PROBLEM REQUIREMENTS
Examine the records and identify each line that includes the string "classe". Copy those lines.
::::::
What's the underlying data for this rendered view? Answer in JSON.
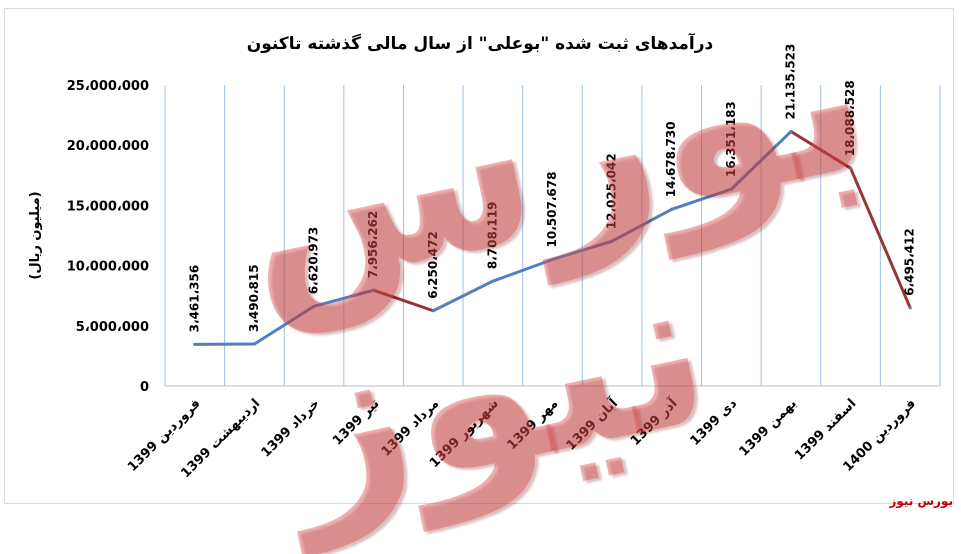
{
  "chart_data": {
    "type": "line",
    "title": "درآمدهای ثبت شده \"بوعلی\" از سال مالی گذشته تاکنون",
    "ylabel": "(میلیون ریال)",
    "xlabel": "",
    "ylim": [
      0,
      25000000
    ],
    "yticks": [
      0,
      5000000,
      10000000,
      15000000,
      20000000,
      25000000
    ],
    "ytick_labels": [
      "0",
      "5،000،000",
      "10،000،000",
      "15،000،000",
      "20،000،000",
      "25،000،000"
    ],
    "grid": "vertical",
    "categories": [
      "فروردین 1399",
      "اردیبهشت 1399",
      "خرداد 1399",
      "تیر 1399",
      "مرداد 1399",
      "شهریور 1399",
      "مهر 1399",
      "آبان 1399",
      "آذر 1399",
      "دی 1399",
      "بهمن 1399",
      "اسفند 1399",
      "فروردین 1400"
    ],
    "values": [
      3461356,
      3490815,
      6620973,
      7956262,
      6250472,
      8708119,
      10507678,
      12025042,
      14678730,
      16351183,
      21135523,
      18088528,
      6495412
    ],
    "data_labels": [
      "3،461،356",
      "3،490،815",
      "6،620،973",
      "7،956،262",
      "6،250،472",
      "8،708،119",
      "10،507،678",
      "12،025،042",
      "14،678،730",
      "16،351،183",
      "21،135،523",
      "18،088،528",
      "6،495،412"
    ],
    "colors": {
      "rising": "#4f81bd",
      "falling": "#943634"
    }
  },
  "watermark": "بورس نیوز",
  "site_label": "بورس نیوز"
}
::::::
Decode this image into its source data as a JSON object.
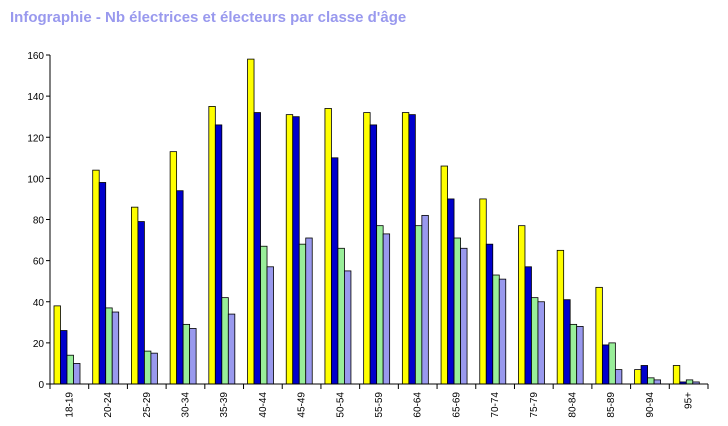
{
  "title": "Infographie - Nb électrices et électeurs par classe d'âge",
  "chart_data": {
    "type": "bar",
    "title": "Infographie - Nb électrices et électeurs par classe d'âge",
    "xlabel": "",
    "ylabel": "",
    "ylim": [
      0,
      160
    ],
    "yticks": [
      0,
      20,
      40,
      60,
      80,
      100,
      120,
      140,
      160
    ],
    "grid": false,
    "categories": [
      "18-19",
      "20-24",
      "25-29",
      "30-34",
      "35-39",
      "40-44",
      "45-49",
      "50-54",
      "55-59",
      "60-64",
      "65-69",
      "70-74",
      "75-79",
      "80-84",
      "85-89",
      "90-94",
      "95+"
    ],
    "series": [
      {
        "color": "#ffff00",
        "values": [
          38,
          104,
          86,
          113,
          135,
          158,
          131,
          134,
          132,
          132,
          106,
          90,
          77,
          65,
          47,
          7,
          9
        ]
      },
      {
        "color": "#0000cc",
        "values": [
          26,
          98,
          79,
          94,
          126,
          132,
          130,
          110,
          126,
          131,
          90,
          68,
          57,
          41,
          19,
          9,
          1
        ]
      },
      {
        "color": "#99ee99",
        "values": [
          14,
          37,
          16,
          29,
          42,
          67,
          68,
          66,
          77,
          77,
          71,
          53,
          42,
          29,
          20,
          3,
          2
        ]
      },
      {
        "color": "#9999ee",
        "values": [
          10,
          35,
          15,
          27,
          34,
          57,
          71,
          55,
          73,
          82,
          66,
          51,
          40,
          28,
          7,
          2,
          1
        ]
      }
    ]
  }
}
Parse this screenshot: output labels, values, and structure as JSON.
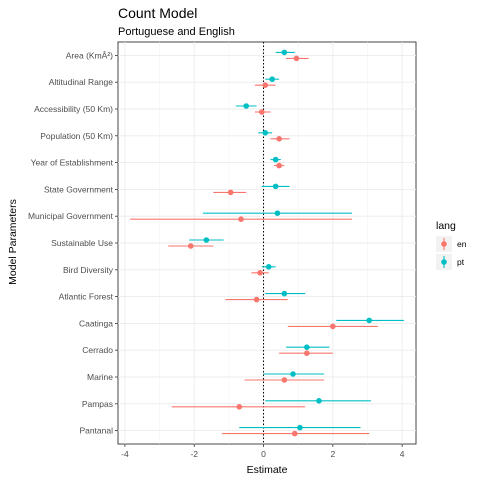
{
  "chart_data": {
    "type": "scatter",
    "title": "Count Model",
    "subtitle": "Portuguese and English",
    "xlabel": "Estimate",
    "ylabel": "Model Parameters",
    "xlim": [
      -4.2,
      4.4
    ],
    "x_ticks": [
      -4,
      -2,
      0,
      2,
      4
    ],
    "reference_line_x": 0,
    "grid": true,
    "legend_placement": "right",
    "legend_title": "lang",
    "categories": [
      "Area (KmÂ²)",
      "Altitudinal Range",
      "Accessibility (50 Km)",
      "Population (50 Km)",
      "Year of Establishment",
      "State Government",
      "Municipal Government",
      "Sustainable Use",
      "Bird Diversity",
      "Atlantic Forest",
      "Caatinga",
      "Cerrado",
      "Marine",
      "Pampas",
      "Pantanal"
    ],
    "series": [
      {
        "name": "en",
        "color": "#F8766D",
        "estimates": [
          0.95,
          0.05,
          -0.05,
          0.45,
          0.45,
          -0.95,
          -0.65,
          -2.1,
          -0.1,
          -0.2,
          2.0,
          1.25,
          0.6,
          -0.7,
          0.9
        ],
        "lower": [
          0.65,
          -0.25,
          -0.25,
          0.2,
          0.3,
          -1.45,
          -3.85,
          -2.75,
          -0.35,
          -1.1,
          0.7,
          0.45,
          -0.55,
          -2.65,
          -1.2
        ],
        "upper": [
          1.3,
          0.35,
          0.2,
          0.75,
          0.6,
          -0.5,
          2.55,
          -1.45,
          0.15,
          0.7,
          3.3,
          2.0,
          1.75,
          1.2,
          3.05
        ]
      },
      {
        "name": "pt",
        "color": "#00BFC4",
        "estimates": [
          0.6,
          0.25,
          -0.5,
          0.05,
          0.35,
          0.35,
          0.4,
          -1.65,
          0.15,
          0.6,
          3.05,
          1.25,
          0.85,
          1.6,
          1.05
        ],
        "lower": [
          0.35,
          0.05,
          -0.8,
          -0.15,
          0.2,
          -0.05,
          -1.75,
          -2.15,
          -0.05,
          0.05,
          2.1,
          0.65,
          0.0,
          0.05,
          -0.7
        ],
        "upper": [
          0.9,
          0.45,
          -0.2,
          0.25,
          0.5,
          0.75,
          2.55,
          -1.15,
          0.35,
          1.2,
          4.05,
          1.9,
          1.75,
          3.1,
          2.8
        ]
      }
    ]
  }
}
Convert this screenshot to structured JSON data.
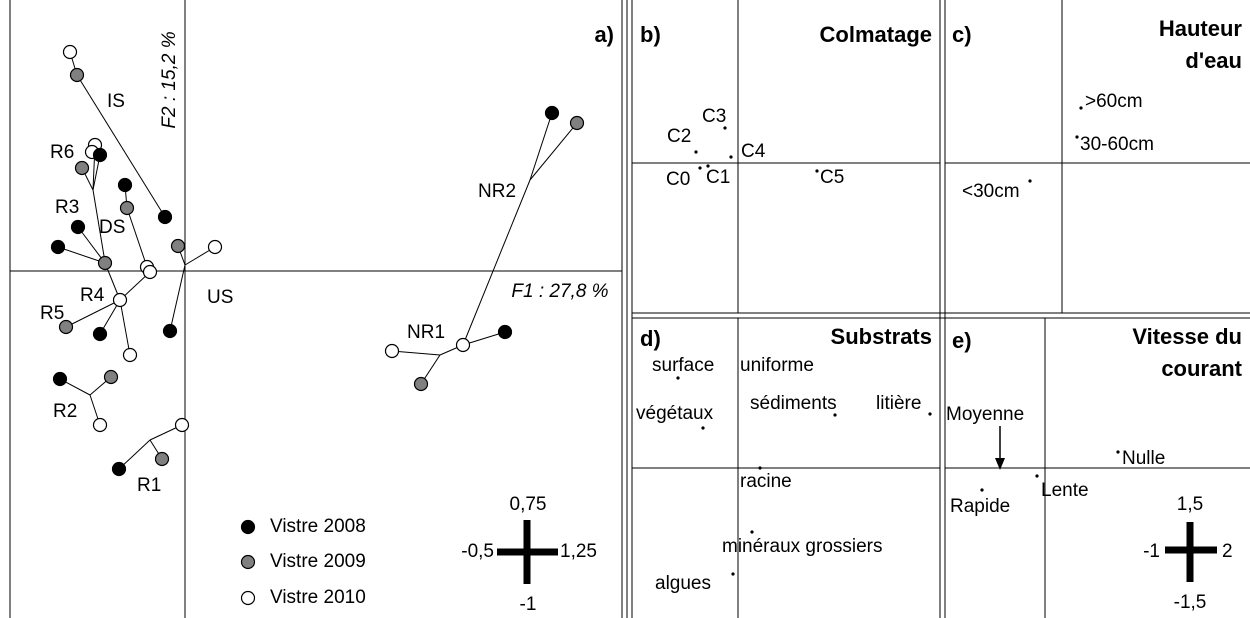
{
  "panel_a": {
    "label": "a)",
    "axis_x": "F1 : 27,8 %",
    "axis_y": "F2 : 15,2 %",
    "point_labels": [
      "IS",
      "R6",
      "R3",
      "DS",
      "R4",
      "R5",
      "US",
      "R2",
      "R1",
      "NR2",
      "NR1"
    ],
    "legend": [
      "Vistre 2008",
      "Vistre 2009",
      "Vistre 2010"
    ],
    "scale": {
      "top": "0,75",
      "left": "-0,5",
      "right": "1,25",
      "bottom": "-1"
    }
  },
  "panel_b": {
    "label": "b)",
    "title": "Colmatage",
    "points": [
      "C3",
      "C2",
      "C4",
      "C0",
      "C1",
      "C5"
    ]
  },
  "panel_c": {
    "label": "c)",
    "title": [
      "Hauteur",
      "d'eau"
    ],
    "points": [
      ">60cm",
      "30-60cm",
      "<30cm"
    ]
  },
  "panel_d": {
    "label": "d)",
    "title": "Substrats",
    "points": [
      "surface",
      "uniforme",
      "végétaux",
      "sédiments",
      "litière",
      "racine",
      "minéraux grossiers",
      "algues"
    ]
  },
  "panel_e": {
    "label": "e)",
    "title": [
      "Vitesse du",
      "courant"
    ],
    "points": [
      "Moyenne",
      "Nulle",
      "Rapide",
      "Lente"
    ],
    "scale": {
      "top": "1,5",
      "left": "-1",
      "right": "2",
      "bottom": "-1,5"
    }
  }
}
::::::
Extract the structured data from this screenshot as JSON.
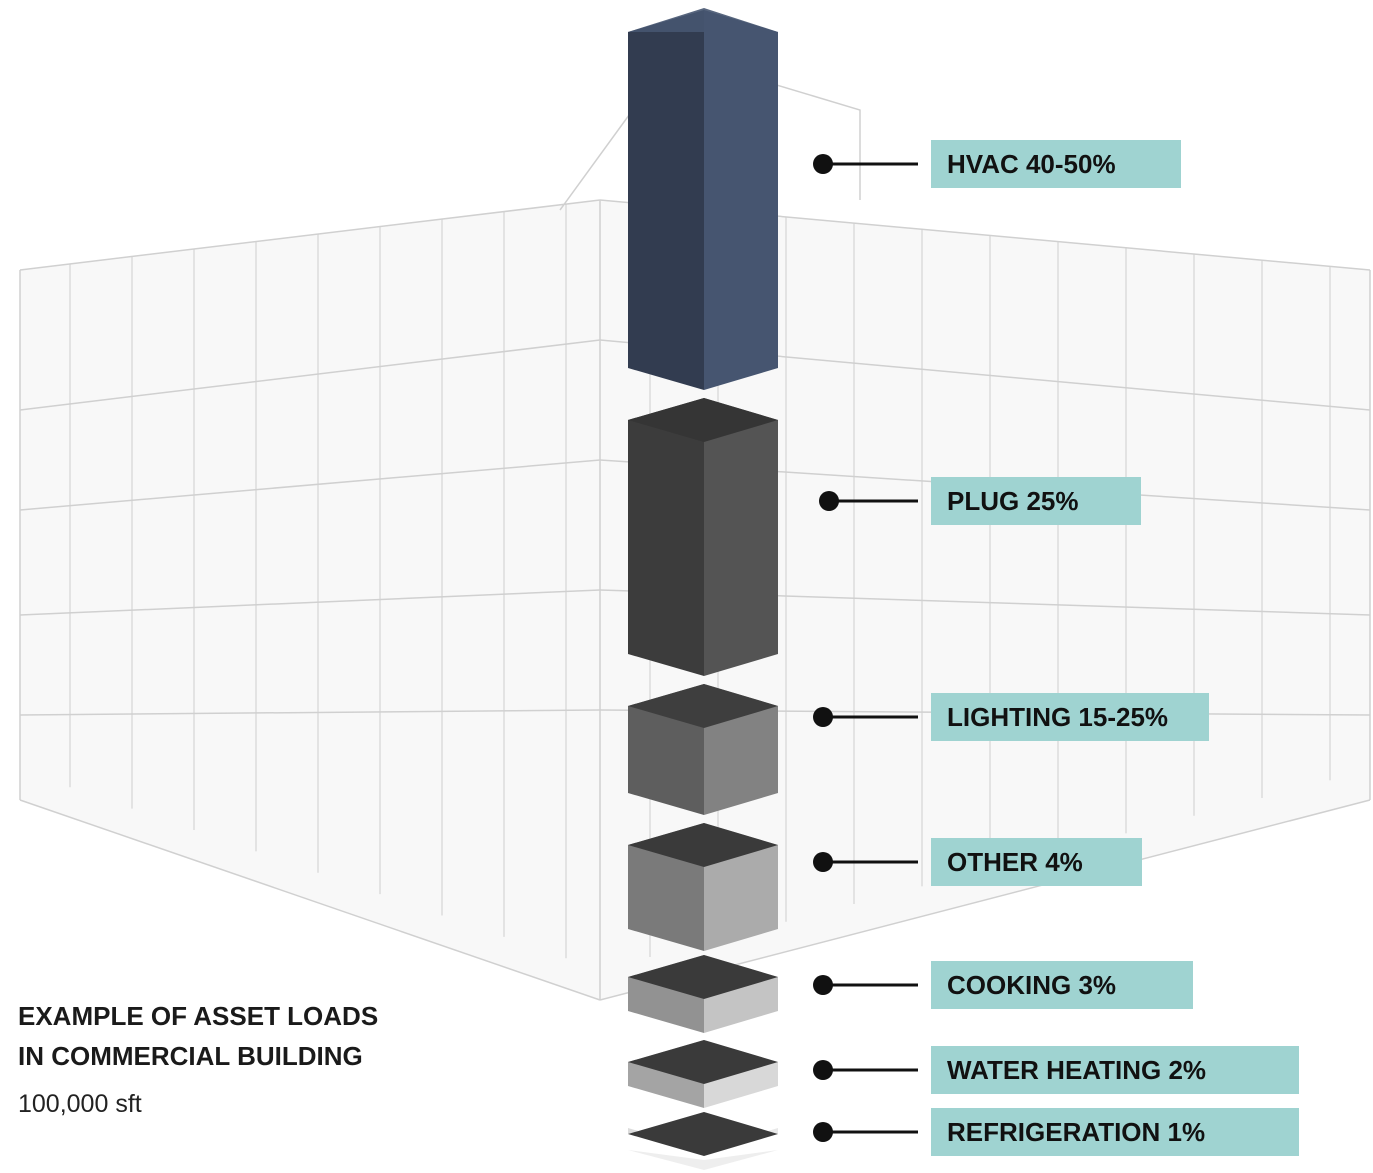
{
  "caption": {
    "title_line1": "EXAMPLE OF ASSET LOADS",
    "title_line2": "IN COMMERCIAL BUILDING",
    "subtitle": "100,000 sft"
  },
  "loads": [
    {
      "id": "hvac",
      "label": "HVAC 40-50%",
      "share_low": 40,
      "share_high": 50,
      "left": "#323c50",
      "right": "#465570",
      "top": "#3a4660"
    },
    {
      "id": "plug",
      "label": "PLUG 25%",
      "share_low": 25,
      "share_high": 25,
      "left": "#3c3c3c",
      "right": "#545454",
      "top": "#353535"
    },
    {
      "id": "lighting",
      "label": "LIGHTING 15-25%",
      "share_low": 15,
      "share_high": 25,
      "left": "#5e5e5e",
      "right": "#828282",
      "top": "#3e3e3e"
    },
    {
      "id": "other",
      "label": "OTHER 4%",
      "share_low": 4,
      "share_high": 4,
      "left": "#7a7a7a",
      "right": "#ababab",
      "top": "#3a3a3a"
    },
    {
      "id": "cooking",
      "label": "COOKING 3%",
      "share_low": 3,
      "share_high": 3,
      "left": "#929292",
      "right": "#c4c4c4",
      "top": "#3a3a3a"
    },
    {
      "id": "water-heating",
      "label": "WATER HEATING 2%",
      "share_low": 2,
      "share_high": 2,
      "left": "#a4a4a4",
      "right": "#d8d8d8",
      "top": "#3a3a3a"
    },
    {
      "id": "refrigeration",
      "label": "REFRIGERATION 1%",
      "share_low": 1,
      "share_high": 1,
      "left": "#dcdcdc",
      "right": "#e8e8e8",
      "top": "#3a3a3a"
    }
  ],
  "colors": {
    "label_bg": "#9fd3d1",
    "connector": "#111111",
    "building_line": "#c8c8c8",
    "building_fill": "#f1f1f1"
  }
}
::::::
RIGHT ANSWER
  "title": "Infographie - Nb électrices et électeurs par classe d'âge",
    "title": "Infographie - Nb électrices et électeurs par classe d'âge",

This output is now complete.